==== PROVIDED RECORDS ====

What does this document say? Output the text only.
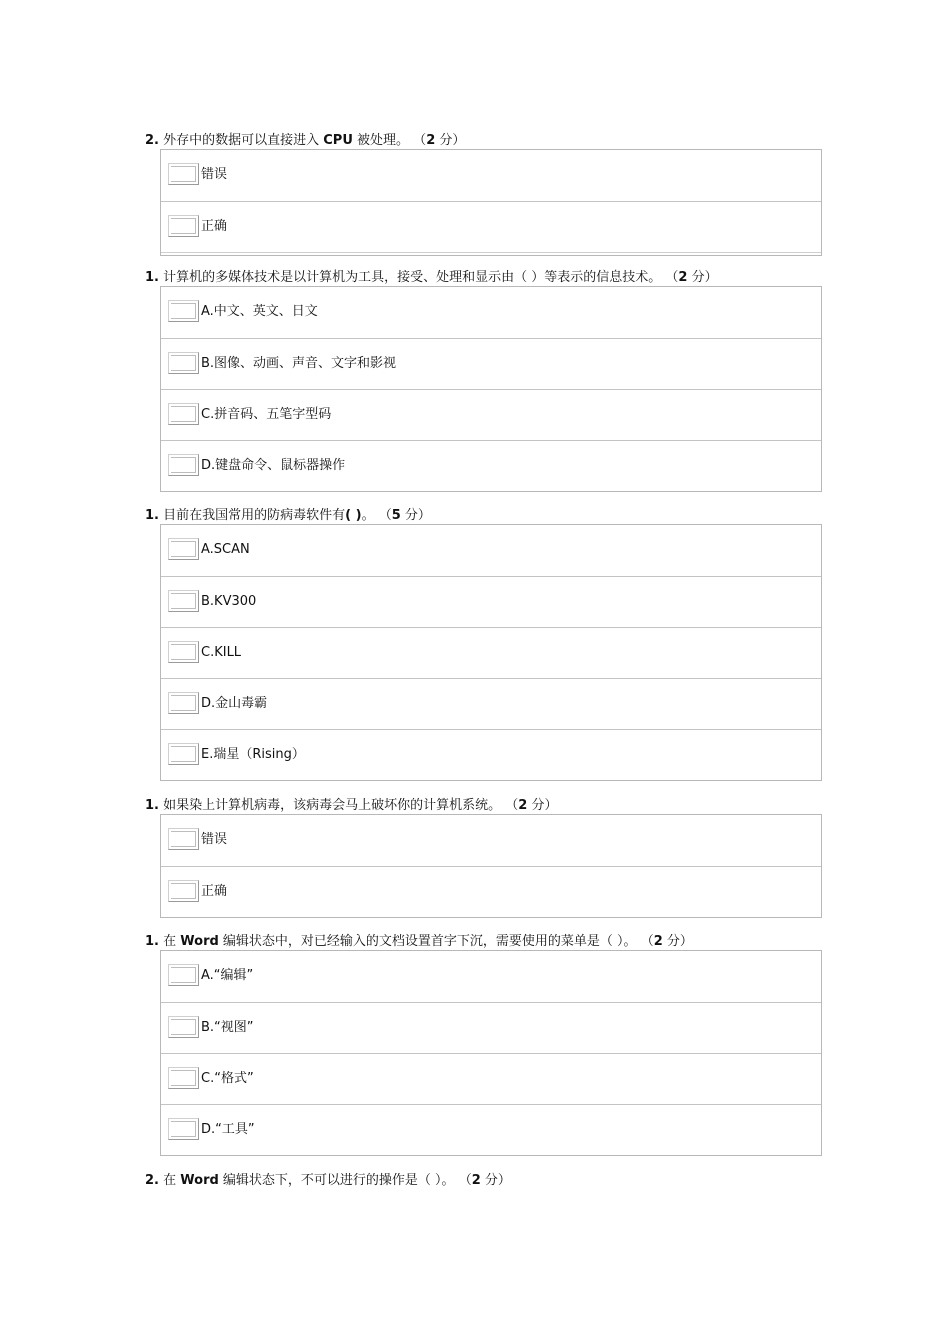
2. 外存中的数据可以直接进入 CPU 被处理。 （2 分）
错误
正确
1. 计算机的多媒体技术是以计算机为工具，接受、处理和显示由（ ）等表示的信息技术。 （2 分）
A.中文、英文、日文
B.图像、动画、声音、文字和影视
C.拼音码、五笔字型码
D.键盘命令、鼠标器操作
1. 目前在我国常用的防病毒软件有( )。 （5 分）
A.SCAN
B.KV300
C.KILL
D.金山毒霸
E.瑞星（Rising）
1. 如果染上计算机病毒，该病毒会马上破坏你的计算机系统。 （2 分）
错误
正确
1. 在 Word 编辑状态中，对已经输入的文档设置首字下沉，需要使用的菜单是（ ）。 （2 分）
A.“编辑”
B.“视图”
C.“格式”
D.“工具”
2. 在 Word 编辑状态下，不可以进行的操作是（ ）。 （2 分）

====

Copy each line of the records containing the string "Word".

1. 在 Word 编辑状态中，对已经输入的文档设置首字下沉，需要使用的菜单是（ ）。 （2 分）
2. 在 Word 编辑状态下，不可以进行的操作是（ ）。 （2 分）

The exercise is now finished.